--- Requirements ---
Rewrite the records below, putting "nave-point" wherever "nave-dot" appears and leaving everything else the same.

--- Exercise input ---
-=-=-=-=-

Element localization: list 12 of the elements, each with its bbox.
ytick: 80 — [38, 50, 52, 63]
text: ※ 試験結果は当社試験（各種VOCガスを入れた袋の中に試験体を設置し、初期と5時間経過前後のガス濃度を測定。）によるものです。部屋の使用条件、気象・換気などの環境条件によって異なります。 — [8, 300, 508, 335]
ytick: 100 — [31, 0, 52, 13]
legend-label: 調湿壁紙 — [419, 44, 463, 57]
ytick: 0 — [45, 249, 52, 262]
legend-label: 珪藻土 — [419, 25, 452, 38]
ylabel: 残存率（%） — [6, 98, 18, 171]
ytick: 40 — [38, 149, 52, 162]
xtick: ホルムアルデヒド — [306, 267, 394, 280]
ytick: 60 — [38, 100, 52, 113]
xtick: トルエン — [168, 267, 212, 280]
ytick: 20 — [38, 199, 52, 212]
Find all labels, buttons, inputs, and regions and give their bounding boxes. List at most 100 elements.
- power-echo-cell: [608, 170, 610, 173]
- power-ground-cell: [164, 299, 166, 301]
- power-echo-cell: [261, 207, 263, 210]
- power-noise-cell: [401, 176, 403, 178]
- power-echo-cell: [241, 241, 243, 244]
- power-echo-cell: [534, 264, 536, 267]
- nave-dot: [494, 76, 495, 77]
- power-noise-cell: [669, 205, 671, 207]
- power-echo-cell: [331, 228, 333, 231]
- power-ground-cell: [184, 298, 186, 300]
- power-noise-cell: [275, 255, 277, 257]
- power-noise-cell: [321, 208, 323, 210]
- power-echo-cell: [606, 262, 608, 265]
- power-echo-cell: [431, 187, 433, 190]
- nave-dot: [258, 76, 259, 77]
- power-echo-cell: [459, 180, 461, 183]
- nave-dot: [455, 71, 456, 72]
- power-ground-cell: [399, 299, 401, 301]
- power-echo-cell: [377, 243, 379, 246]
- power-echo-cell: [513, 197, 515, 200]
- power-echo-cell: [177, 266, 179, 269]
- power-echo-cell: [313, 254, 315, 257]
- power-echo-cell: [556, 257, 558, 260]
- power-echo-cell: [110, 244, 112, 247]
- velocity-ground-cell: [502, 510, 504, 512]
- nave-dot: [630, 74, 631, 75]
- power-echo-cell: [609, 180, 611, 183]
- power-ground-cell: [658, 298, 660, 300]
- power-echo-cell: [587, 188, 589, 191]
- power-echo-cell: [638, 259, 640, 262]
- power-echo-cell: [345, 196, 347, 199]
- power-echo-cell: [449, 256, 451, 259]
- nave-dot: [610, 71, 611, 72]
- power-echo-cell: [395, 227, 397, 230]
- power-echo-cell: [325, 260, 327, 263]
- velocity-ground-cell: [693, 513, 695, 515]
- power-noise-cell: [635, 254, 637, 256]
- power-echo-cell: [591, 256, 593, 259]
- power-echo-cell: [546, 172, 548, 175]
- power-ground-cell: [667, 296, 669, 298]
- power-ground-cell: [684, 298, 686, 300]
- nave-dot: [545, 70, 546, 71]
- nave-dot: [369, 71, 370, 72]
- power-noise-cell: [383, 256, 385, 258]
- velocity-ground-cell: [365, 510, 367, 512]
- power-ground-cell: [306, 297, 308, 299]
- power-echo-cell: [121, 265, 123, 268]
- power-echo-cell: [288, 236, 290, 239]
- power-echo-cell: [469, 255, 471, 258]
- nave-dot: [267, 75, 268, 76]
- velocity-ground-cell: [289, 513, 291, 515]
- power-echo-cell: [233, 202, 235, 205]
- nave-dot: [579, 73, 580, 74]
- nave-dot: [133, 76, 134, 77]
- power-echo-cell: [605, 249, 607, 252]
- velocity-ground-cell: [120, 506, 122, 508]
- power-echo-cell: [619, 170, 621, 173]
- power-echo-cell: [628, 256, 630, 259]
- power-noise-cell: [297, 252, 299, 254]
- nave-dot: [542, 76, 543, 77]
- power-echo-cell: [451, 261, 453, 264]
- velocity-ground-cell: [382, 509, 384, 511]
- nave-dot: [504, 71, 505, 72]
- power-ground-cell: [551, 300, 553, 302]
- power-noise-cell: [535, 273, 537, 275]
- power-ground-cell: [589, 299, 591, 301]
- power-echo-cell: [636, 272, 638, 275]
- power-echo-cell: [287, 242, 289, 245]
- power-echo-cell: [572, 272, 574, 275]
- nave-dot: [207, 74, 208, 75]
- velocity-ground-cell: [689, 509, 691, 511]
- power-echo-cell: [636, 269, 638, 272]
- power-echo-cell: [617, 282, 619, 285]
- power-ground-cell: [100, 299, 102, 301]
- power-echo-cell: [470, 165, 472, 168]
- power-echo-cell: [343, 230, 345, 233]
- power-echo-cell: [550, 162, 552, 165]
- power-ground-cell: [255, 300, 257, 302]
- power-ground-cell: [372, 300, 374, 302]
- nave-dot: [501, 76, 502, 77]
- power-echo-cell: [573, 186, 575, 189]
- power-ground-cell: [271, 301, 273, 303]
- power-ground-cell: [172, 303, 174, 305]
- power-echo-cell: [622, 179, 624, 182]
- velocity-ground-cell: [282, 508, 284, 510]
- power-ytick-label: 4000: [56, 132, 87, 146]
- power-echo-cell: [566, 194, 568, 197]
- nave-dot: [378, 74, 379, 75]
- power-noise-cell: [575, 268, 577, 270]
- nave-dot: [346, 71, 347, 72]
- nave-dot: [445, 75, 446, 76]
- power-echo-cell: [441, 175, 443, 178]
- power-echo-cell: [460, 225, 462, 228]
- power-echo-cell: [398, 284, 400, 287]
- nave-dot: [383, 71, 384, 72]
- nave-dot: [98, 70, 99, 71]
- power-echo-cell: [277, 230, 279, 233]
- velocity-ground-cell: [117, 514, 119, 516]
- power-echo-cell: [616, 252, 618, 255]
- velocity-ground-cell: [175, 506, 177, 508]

-=-=-=-=-

--- Answer to the exercise ---
Element localization: list 12 of the elements, each with its bbox.
ytick: 80 — [38, 50, 52, 63]
text: ※ 試験結果は当社試験（各種VOCガスを入れた袋の中に試験体を設置し、初期と5時間経過前後のガス濃度を測定。）によるものです。部屋の使用条件、気象・換気などの環境条件によって異なります。 — [8, 300, 508, 335]
ytick: 100 — [31, 0, 52, 13]
legend-label: 調湿壁紙 — [419, 44, 463, 57]
ytick: 0 — [45, 249, 52, 262]
legend-label: 珪藻土 — [419, 25, 452, 38]
ylabel: 残存率（%） — [6, 98, 18, 171]
ytick: 40 — [38, 149, 52, 162]
xtick: ホルムアルデヒド — [306, 267, 394, 280]
ytick: 60 — [38, 100, 52, 113]
xtick: トルエン — [168, 267, 212, 280]
ytick: 20 — [38, 199, 52, 212]
Find all labels, buttons, inputs, and regions and give their bounding boxes. List at most 100 elements.
- power-echo-cell: [608, 170, 610, 173]
- power-ground-cell: [164, 299, 166, 301]
- power-echo-cell: [261, 207, 263, 210]
- power-noise-cell: [401, 176, 403, 178]
- power-echo-cell: [241, 241, 243, 244]
- power-echo-cell: [534, 264, 536, 267]
- nave-point: [494, 76, 495, 77]
- power-noise-cell: [669, 205, 671, 207]
- power-echo-cell: [331, 228, 333, 231]
- power-ground-cell: [184, 298, 186, 300]
- power-noise-cell: [275, 255, 277, 257]
- power-noise-cell: [321, 208, 323, 210]
- power-echo-cell: [606, 262, 608, 265]
- power-echo-cell: [431, 187, 433, 190]
- nave-point: [258, 76, 259, 77]
- power-echo-cell: [459, 180, 461, 183]
- nave-point: [455, 71, 456, 72]
- power-ground-cell: [399, 299, 401, 301]
- power-echo-cell: [377, 243, 379, 246]
- power-echo-cell: [513, 197, 515, 200]
- power-echo-cell: [177, 266, 179, 269]
- power-echo-cell: [313, 254, 315, 257]
- power-echo-cell: [556, 257, 558, 260]
- power-echo-cell: [110, 244, 112, 247]
- velocity-ground-cell: [502, 510, 504, 512]
- nave-point: [630, 74, 631, 75]
- power-echo-cell: [609, 180, 611, 183]
- power-ground-cell: [658, 298, 660, 300]
- power-echo-cell: [587, 188, 589, 191]
- power-echo-cell: [638, 259, 640, 262]
- power-echo-cell: [345, 196, 347, 199]
- power-echo-cell: [449, 256, 451, 259]
- nave-point: [610, 71, 611, 72]
- power-echo-cell: [395, 227, 397, 230]
- power-echo-cell: [325, 260, 327, 263]
- velocity-ground-cell: [693, 513, 695, 515]
- power-noise-cell: [635, 254, 637, 256]
- power-echo-cell: [591, 256, 593, 259]
- power-echo-cell: [546, 172, 548, 175]
- power-ground-cell: [667, 296, 669, 298]
- power-ground-cell: [684, 298, 686, 300]
- nave-point: [545, 70, 546, 71]
- nave-point: [369, 71, 370, 72]
- power-noise-cell: [383, 256, 385, 258]
- velocity-ground-cell: [365, 510, 367, 512]
- power-ground-cell: [306, 297, 308, 299]
- power-echo-cell: [121, 265, 123, 268]
- power-echo-cell: [288, 236, 290, 239]
- power-echo-cell: [469, 255, 471, 258]
- nave-point: [267, 75, 268, 76]
- velocity-ground-cell: [289, 513, 291, 515]
- power-echo-cell: [233, 202, 235, 205]
- nave-point: [579, 73, 580, 74]
- nave-point: [133, 76, 134, 77]
- power-echo-cell: [605, 249, 607, 252]
- velocity-ground-cell: [120, 506, 122, 508]
- power-echo-cell: [619, 170, 621, 173]
- power-echo-cell: [628, 256, 630, 259]
- power-noise-cell: [297, 252, 299, 254]
- nave-point: [542, 76, 543, 77]
- power-echo-cell: [451, 261, 453, 264]
- velocity-ground-cell: [382, 509, 384, 511]
- nave-point: [504, 71, 505, 72]
- power-ground-cell: [551, 300, 553, 302]
- power-noise-cell: [535, 273, 537, 275]
- power-ground-cell: [589, 299, 591, 301]
- power-echo-cell: [636, 272, 638, 275]
- power-echo-cell: [287, 242, 289, 245]
- power-echo-cell: [572, 272, 574, 275]
- nave-point: [207, 74, 208, 75]
- velocity-ground-cell: [689, 509, 691, 511]
- power-echo-cell: [636, 269, 638, 272]
- power-echo-cell: [617, 282, 619, 285]
- power-ground-cell: [100, 299, 102, 301]
- power-echo-cell: [470, 165, 472, 168]
- power-echo-cell: [343, 230, 345, 233]
- power-echo-cell: [550, 162, 552, 165]
- power-ground-cell: [255, 300, 257, 302]
- power-ground-cell: [372, 300, 374, 302]
- nave-point: [501, 76, 502, 77]
- power-echo-cell: [573, 186, 575, 189]
- power-ground-cell: [271, 301, 273, 303]
- power-ground-cell: [172, 303, 174, 305]
- power-echo-cell: [622, 179, 624, 182]
- velocity-ground-cell: [282, 508, 284, 510]
- power-ytick-label: 4000: [56, 132, 87, 146]
- power-echo-cell: [566, 194, 568, 197]
- nave-point: [378, 74, 379, 75]
- power-noise-cell: [575, 268, 577, 270]
- nave-point: [346, 71, 347, 72]
- nave-point: [445, 75, 446, 76]
- power-echo-cell: [441, 175, 443, 178]
- power-echo-cell: [460, 225, 462, 228]
- power-echo-cell: [398, 284, 400, 287]
- nave-point: [383, 71, 384, 72]
- nave-point: [98, 70, 99, 71]
- power-echo-cell: [277, 230, 279, 233]
- velocity-ground-cell: [117, 514, 119, 516]
- power-echo-cell: [616, 252, 618, 255]
- velocity-ground-cell: [175, 506, 177, 508]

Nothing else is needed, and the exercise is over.